**Written problem:** Copy out each line of the material below with no changes.

**Supplied entries:**

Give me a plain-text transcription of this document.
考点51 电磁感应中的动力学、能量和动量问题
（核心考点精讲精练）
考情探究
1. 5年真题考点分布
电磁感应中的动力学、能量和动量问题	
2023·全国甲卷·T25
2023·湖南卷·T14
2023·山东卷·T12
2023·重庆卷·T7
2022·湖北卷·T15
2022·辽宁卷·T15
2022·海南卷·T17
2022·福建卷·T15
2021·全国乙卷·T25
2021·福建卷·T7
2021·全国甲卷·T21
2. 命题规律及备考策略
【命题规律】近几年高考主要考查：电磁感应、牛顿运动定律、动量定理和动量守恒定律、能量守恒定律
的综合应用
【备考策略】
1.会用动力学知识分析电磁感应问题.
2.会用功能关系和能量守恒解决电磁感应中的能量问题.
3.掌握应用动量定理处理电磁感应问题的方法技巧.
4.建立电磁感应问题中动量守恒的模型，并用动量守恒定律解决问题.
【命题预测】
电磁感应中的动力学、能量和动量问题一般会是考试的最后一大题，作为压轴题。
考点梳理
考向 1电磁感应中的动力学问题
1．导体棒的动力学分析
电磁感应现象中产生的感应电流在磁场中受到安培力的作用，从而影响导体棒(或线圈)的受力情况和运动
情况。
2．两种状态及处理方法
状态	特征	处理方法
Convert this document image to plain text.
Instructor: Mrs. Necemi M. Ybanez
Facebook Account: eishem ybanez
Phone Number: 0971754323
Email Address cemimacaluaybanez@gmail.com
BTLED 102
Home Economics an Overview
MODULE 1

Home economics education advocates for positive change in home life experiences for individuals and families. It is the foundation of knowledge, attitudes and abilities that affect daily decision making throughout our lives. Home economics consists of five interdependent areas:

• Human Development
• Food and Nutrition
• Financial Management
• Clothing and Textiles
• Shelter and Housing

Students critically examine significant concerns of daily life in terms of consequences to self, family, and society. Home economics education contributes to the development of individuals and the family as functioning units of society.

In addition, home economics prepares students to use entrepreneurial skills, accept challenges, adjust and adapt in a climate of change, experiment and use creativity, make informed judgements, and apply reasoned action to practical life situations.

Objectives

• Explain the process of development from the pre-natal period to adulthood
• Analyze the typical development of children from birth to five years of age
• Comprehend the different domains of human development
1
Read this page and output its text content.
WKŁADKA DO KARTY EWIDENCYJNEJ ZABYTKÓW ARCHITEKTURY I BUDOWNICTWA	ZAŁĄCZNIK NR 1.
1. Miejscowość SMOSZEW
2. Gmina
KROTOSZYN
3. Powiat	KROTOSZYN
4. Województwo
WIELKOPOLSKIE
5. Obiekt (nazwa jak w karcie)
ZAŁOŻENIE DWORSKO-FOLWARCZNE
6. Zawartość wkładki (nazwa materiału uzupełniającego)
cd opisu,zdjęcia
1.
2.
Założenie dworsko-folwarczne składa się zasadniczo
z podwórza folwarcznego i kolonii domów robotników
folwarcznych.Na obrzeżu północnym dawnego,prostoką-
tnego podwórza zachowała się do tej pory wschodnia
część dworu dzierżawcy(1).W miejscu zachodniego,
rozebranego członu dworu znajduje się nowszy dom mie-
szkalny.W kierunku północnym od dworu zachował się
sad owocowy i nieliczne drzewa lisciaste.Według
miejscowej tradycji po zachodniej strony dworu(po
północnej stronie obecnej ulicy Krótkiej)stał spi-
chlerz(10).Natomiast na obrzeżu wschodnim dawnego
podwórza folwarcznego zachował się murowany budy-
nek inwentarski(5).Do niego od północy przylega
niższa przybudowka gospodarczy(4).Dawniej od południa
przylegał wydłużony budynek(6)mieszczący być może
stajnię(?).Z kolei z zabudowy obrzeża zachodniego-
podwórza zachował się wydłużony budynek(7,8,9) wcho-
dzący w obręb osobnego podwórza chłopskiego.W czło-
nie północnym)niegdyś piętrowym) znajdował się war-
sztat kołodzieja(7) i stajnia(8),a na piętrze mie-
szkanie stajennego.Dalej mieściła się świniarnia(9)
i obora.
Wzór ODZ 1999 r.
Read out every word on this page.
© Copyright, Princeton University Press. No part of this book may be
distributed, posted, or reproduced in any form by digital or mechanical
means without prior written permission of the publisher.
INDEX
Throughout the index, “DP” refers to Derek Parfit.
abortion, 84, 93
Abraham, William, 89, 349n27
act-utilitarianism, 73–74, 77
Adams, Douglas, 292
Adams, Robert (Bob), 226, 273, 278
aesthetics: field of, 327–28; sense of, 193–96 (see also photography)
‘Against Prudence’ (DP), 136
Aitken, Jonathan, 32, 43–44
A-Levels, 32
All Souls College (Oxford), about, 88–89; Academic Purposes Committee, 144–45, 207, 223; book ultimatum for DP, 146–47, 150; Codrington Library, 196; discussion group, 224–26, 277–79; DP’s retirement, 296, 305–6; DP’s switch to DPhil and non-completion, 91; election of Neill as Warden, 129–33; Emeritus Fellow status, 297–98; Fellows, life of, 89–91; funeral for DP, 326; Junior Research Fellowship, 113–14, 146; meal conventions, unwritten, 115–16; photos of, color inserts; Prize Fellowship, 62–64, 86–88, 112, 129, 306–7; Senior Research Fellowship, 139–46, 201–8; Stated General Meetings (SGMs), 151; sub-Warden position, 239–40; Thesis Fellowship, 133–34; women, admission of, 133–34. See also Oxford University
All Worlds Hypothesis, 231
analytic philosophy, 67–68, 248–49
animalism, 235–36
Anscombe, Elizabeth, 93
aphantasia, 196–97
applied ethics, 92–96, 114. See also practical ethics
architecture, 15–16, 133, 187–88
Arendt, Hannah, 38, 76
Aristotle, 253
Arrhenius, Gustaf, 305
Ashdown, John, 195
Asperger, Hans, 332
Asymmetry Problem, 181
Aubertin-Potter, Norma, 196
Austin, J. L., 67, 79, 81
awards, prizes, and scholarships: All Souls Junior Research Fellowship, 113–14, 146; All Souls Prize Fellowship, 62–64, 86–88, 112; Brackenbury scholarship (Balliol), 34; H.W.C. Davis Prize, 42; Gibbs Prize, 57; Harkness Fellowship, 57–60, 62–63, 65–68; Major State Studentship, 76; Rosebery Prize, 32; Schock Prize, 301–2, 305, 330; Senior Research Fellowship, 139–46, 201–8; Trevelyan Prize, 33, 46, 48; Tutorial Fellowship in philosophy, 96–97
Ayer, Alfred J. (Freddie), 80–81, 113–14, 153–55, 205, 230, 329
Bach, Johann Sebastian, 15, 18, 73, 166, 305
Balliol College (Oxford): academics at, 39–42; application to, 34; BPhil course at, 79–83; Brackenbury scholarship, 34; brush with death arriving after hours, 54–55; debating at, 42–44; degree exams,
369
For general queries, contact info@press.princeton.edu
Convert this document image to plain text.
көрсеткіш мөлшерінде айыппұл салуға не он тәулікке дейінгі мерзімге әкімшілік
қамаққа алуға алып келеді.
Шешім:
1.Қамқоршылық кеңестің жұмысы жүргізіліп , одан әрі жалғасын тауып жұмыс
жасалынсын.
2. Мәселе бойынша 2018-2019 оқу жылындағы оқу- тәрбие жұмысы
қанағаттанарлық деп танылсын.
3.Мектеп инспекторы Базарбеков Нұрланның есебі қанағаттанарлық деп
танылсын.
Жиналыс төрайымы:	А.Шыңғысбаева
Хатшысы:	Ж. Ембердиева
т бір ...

**Solution to this exercise:**
Give me a plain-text transcription of this document.
考点51 电磁感应中的动力学、能量和动量问题
（核心考点精讲精练）
考情探究
1. 5年真题考点分布
电磁感应中的动力学、能量和动量问题	
2023·全国甲卷·T25
2023·湖南卷·T14
2023·山东卷·T12
2023·重庆卷·T7
2022·湖北卷·T15
2022·辽宁卷·T15
2022·海南卷·T17
2022·福建卷·T15
2021·全国乙卷·T25
2021·福建卷·T7
2021·全国甲卷·T21
2. 命题规律及备考策略
【命题规律】近几年高考主要考查：电磁感应、牛顿运动定律、动量定理和动量守恒定律、能量守恒定律
的综合应用
【备考策略】
1.会用动力学知识分析电磁感应问题.
2.会用功能关系和能量守恒解决电磁感应中的能量问题.
3.掌握应用动量定理处理电磁感应问题的方法技巧.
4.建立电磁感应问题中动量守恒的模型，并用动量守恒定律解决问题.
【命题预测】
电磁感应中的动力学、能量和动量问题一般会是考试的最后一大题，作为压轴题。
考点梳理
考向 1电磁感应中的动力学问题
1．导体棒的动力学分析
电磁感应现象中产生的感应电流在磁场中受到安培力的作用，从而影响导体棒(或线圈)的受力情况和运动
情况。
2．两种状态及处理方法
状态	特征	处理方法
Convert this document image to plain text.
Instructor: Mrs. Necemi M. Ybanez
Facebook Account: eishem ybanez
Phone Number: 0971754323
Email Address cemimacaluaybanez@gmail.com
BTLED 102
Home Economics an Overview
MODULE 1

Home economics education advocates for positive change in home life experiences for individuals and families. It is the foundation of knowledge, attitudes and abilities that affect daily decision making throughout our lives. Home economics consists of five interdependent areas:

• Human Development
• Food and Nutrition
• Financial Management
• Clothing and Textiles
• Shelter and Housing

Students critically examine significant concerns of daily life in terms of consequences to self, family, and society. Home economics education contributes to the development of individuals and the family as functioning units of society.

In addition, home economics prepares students to use entrepreneurial skills, accept challenges, adjust and adapt in a climate of change, experiment and use creativity, make informed judgements, and apply reasoned action to practical life situations.

Objectives

• Explain the process of development from the pre-natal period to adulthood
• Analyze the typical development of children from birth to five years of age
• Comprehend the different domains of human development
1
Read this page and output its text content.
WKŁADKA DO KARTY EWIDENCYJNEJ ZABYTKÓW ARCHITEKTURY I BUDOWNICTWA	ZAŁĄCZNIK NR 1.
1. Miejscowość SMOSZEW
2. Gmina
KROTOSZYN
3. Powiat	KROTOSZYN
4. Województwo
WIELKOPOLSKIE
5. Obiekt (nazwa jak w karcie)
ZAŁOŻENIE DWORSKO-FOLWARCZNE
6. Zawartość wkładki (nazwa materiału uzupełniającego)
cd opisu,zdjęcia
1.
2.
Założenie dworsko-folwarczne składa się zasadniczo
z podwórza folwarcznego i kolonii domów robotników
folwarcznych.Na obrzeżu północnym dawnego,prostoką-
tnego podwórza zachowała się do tej pory wschodnia
część dworu dzierżawcy(1).W miejscu zachodniego,
rozebranego członu dworu znajduje się nowszy dom mie-
szkalny.W kierunku północnym od dworu zachował się
sad owocowy i nieliczne drzewa lisciaste.Według
miejscowej tradycji po zachodniej strony dworu(po
północnej stronie obecnej ulicy Krótkiej)stał spi-
chlerz(10).Natomiast na obrzeżu wschodnim dawnego
podwórza folwarcznego zachował się murowany budy-
nek inwentarski(5).Do niego od północy przylega
niższa przybudowka gospodarczy(4).Dawniej od południa
przylegał wydłużony budynek(6)mieszczący być może
stajnię(?).Z kolei z zabudowy obrzeża zachodniego-
podwórza zachował się wydłużony budynek(7,8,9) wcho-
dzący w obręb osobnego podwórza chłopskiego.W czło-
nie północnym)niegdyś piętrowym) znajdował się war-
sztat kołodzieja(7) i stajnia(8),a na piętrze mie-
szkanie stajennego.Dalej mieściła się świniarnia(9)
i obora.
Wzór ODZ 1999 r.
Read out every word on this page.
© Copyright, Princeton University Press. No part of this book may be
distributed, posted, or reproduced in any form by digital or mechanical
means without prior written permission of the publisher.
INDEX
Throughout the index, “DP” refers to Derek Parfit.
abortion, 84, 93
Abraham, William, 89, 349n27
act-utilitarianism, 73–74, 77
Adams, Douglas, 292
Adams, Robert (Bob), 226, 273, 278
aesthetics: field of, 327–28; sense of, 193–96 (see also photography)
‘Against Prudence’ (DP), 136
Aitken, Jonathan, 32, 43–44
A-Levels, 32
All Souls College (Oxford), about, 88–89; Academic Purposes Committee, 144–45, 207, 223; book ultimatum for DP, 146–47, 150; Codrington Library, 196; discussion group, 224–26, 277–79; DP’s retirement, 296, 305–6; DP’s switch to DPhil and non-completion, 91; election of Neill as Warden, 129–33; Emeritus Fellow status, 297–98; Fellows, life of, 89–91; funeral for DP, 326; Junior Research Fellowship, 113–14, 146; meal conventions, unwritten, 115–16; photos of, color inserts; Prize Fellowship, 62–64, 86–88, 112, 129, 306–7; Senior Research Fellowship, 139–46, 201–8; Stated General Meetings (SGMs), 151; sub-Warden position, 239–40; Thesis Fellowship, 133–34; women, admission of, 133–34. See also Oxford University
All Worlds Hypothesis, 231
analytic philosophy, 67–68, 248–49
animalism, 235–36
Anscombe, Elizabeth, 93
aphantasia, 196–97
applied ethics, 92–96, 114. See also practical ethics
architecture, 15–16, 133, 187–88
Arendt, Hannah, 38, 76
Aristotle, 253
Arrhenius, Gustaf, 305
Ashdown, John, 195
Asperger, Hans, 332
Asymmetry Problem, 181
Aubertin-Potter, Norma, 196
Austin, J. L., 67, 79, 81
awards, prizes, and scholarships: All Souls Junior Research Fellowship, 113–14, 146; All Souls Prize Fellowship, 62–64, 86–88, 112; Brackenbury scholarship (Balliol), 34; H.W.C. Davis Prize, 42; Gibbs Prize, 57; Harkness Fellowship, 57–60, 62–63, 65–68; Major State Studentship, 76; Rosebery Prize, 32; Schock Prize, 301–2, 305, 330; Senior Research Fellowship, 139–46, 201–8; Trevelyan Prize, 33, 46, 48; Tutorial Fellowship in philosophy, 96–97
Ayer, Alfred J. (Freddie), 80–81, 113–14, 153–55, 205, 230, 329
Bach, Johann Sebastian, 15, 18, 73, 166, 305
Balliol College (Oxford): academics at, 39–42; application to, 34; BPhil course at, 79–83; Brackenbury scholarship, 34; brush with death arriving after hours, 54–55; debating at, 42–44; degree exams,
369
For general queries, contact info@press.princeton.edu
Convert this document image to plain text.
көрсеткіш мөлшерінде айыппұл салуға не он тәулікке дейінгі мерзімге әкімшілік
қамаққа алуға алып келеді.
Шешім:
1.Қамқоршылық кеңестің жұмысы жүргізіліп , одан әрі жалғасын тауып жұмыс
жасалынсын.
2. Мәселе бойынша 2018-2019 оқу жылындағы оқу- тәрбие жұмысы
қанағаттанарлық деп танылсын.
3.Мектеп инспекторы Базарбеков Нұрланның есебі қанағаттанарлық деп
танылсын.
Жиналыс төрайымы:	А.Шыңғысбаева
Хатшысы:	Ж. Ембердиева
т бір ...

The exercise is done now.